* [AIM]
Set down the material below word for word, excluding the pictures.

* [INFORMATION GIVEN]
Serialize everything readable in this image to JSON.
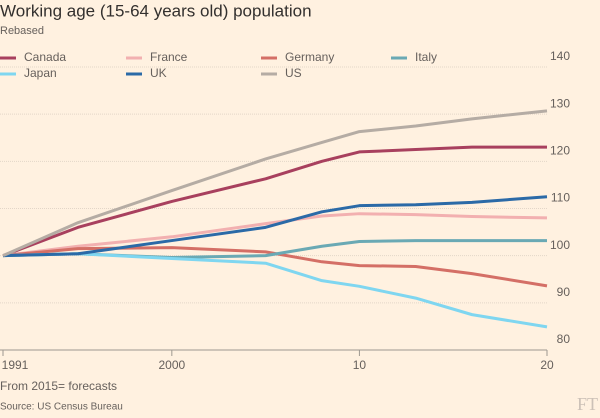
{
  "chart_data": {
    "type": "line",
    "title": "Working age (15-64 years old) population",
    "subtitle": "Rebased",
    "note": "From 2015= forecasts",
    "source": "Source: US Census Bureau",
    "logo": "FT",
    "x": [
      1991,
      1995,
      2000,
      2005,
      2008,
      2010,
      2013,
      2016,
      2020
    ],
    "xlim": [
      1991,
      2020
    ],
    "xticks": [
      1991,
      2000,
      {
        "value": 2010,
        "label": "10"
      },
      {
        "value": 2020,
        "label": "20"
      }
    ],
    "ylim": [
      80,
      140
    ],
    "yticks": [
      80,
      90,
      100,
      110,
      120,
      130,
      140
    ],
    "grid": true,
    "series": [
      {
        "name": "Canada",
        "color": "#a8405e",
        "values": [
          100,
          106,
          111.5,
          116.3,
          120,
          122,
          122.5,
          123,
          123
        ]
      },
      {
        "name": "France",
        "color": "#f2b0b0",
        "values": [
          100,
          102,
          104,
          106.8,
          108.4,
          108.9,
          108.7,
          108.3,
          108
        ]
      },
      {
        "name": "Germany",
        "color": "#d46f66",
        "values": [
          100,
          101.5,
          101.7,
          100.8,
          98.7,
          97.9,
          97.7,
          96.2,
          93.6
        ]
      },
      {
        "name": "Italy",
        "color": "#6aa9b4",
        "values": [
          100,
          100.4,
          99.6,
          100,
          102,
          103,
          103.2,
          103.2,
          103.2
        ]
      },
      {
        "name": "Japan",
        "color": "#7fd6f0",
        "values": [
          100,
          100.4,
          99.4,
          98.4,
          94.7,
          93.5,
          91,
          87.5,
          84.9
        ]
      },
      {
        "name": "UK",
        "color": "#2b6aa7",
        "values": [
          100,
          100.4,
          103.2,
          106,
          109.3,
          110.6,
          110.8,
          111.3,
          112.5
        ]
      },
      {
        "name": "US",
        "color": "#b5aca4",
        "values": [
          100,
          107,
          113.8,
          120.5,
          124,
          126.3,
          127.5,
          129,
          130.7
        ]
      }
    ]
  }
}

* [EXERCISE SOLUTION]
Serialize everything readable in this image to JSON.
{
  "chart_data": {
    "type": "line",
    "title": "Working age (15-64 years old) population",
    "subtitle": "Rebased",
    "note": "From 2015= forecasts",
    "source": "Source: US Census Bureau",
    "logo": "FT",
    "x": [
      1991,
      1995,
      2000,
      2005,
      2008,
      2010,
      2013,
      2016,
      2020
    ],
    "xlim": [
      1991,
      2020
    ],
    "xticks": [
      1991,
      2000,
      {
        "value": 2010,
        "label": "10"
      },
      {
        "value": 2020,
        "label": "20"
      }
    ],
    "ylim": [
      80,
      140
    ],
    "yticks": [
      80,
      90,
      100,
      110,
      120,
      130,
      140
    ],
    "grid": true,
    "series": [
      {
        "name": "Canada",
        "color": "#a8405e",
        "values": [
          100,
          106,
          111.5,
          116.3,
          120,
          122,
          122.5,
          123,
          123
        ]
      },
      {
        "name": "France",
        "color": "#f2b0b0",
        "values": [
          100,
          102,
          104,
          106.8,
          108.4,
          108.9,
          108.7,
          108.3,
          108
        ]
      },
      {
        "name": "Germany",
        "color": "#d46f66",
        "values": [
          100,
          101.5,
          101.7,
          100.8,
          98.7,
          97.9,
          97.7,
          96.2,
          93.6
        ]
      },
      {
        "name": "Italy",
        "color": "#6aa9b4",
        "values": [
          100,
          100.4,
          99.6,
          100,
          102,
          103,
          103.2,
          103.2,
          103.2
        ]
      },
      {
        "name": "Japan",
        "color": "#7fd6f0",
        "values": [
          100,
          100.4,
          99.4,
          98.4,
          94.7,
          93.5,
          91,
          87.5,
          84.9
        ]
      },
      {
        "name": "UK",
        "color": "#2b6aa7",
        "values": [
          100,
          100.4,
          103.2,
          106,
          109.3,
          110.6,
          110.8,
          111.3,
          112.5
        ]
      },
      {
        "name": "US",
        "color": "#b5aca4",
        "values": [
          100,
          107,
          113.8,
          120.5,
          124,
          126.3,
          127.5,
          129,
          130.7
        ]
      }
    ]
  }
}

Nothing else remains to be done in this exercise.